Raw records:

[START]

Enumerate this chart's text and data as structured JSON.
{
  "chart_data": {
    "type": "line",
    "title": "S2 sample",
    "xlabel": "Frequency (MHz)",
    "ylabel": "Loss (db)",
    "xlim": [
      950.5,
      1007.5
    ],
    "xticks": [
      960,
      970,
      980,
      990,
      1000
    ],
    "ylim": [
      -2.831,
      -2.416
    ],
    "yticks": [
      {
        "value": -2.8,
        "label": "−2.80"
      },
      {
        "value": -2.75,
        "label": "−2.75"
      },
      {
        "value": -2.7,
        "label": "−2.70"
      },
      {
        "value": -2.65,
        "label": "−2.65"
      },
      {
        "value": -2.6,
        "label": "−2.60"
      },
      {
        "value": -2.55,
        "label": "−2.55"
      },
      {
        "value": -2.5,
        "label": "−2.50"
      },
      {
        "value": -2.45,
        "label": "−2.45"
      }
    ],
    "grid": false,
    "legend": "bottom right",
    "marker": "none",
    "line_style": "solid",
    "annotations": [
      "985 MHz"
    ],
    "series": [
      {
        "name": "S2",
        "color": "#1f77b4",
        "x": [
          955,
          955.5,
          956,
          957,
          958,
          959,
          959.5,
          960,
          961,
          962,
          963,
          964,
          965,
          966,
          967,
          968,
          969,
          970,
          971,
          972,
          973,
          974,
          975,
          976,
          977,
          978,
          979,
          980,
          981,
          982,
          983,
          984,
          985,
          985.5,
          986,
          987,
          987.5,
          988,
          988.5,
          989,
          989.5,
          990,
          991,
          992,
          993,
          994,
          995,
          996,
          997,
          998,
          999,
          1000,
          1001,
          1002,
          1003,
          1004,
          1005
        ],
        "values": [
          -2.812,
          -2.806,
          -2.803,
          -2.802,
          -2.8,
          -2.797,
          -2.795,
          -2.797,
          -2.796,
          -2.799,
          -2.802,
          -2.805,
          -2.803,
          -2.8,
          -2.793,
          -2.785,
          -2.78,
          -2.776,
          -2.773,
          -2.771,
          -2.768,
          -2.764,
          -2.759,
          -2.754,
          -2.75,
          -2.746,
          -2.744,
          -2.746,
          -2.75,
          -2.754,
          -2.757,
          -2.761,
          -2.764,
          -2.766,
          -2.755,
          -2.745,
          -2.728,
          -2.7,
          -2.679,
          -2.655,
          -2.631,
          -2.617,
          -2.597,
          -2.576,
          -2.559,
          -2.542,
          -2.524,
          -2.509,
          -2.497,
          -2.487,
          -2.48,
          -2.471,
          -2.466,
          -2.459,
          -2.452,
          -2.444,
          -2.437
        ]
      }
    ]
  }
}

[END]

> _JOB_:
From the records above, extract every entry exactly as given.

> _RESPONSE TO THIS TASK_:
Enumerate this chart's text and data as structured JSON.
{
  "chart_data": {
    "type": "line",
    "title": "S2 sample",
    "xlabel": "Frequency (MHz)",
    "ylabel": "Loss (db)",
    "xlim": [
      950.5,
      1007.5
    ],
    "xticks": [
      960,
      970,
      980,
      990,
      1000
    ],
    "ylim": [
      -2.831,
      -2.416
    ],
    "yticks": [
      {
        "value": -2.8,
        "label": "−2.80"
      },
      {
        "value": -2.75,
        "label": "−2.75"
      },
      {
        "value": -2.7,
        "label": "−2.70"
      },
      {
        "value": -2.65,
        "label": "−2.65"
      },
      {
        "value": -2.6,
        "label": "−2.60"
      },
      {
        "value": -2.55,
        "label": "−2.55"
      },
      {
        "value": -2.5,
        "label": "−2.50"
      },
      {
        "value": -2.45,
        "label": "−2.45"
      }
    ],
    "grid": false,
    "legend": "bottom right",
    "marker": "none",
    "line_style": "solid",
    "annotations": [
      "985 MHz"
    ],
    "series": [
      {
        "name": "S2",
        "color": "#1f77b4",
        "x": [
          955,
          955.5,
          956,
          957,
          958,
          959,
          959.5,
          960,
          961,
          962,
          963,
          964,
          965,
          966,
          967,
          968,
          969,
          970,
          971,
          972,
          973,
          974,
          975,
          976,
          977,
          978,
          979,
          980,
          981,
          982,
          983,
          984,
          985,
          985.5,
          986,
          987,
          987.5,
          988,
          988.5,
          989,
          989.5,
          990,
          991,
          992,
          993,
          994,
          995,
          996,
          997,
          998,
          999,
          1000,
          1001,
          1002,
          1003,
          1004,
          1005
        ],
        "values": [
          -2.812,
          -2.806,
          -2.803,
          -2.802,
          -2.8,
          -2.797,
          -2.795,
          -2.797,
          -2.796,
          -2.799,
          -2.802,
          -2.805,
          -2.803,
          -2.8,
          -2.793,
          -2.785,
          -2.78,
          -2.776,
          -2.773,
          -2.771,
          -2.768,
          -2.764,
          -2.759,
          -2.754,
          -2.75,
          -2.746,
          -2.744,
          -2.746,
          -2.75,
          -2.754,
          -2.757,
          -2.761,
          -2.764,
          -2.766,
          -2.755,
          -2.745,
          -2.728,
          -2.7,
          -2.679,
          -2.655,
          -2.631,
          -2.617,
          -2.597,
          -2.576,
          -2.559,
          -2.542,
          -2.524,
          -2.509,
          -2.497,
          -2.487,
          -2.48,
          -2.471,
          -2.466,
          -2.459,
          -2.452,
          -2.444,
          -2.437
        ]
      }
    ]
  }
}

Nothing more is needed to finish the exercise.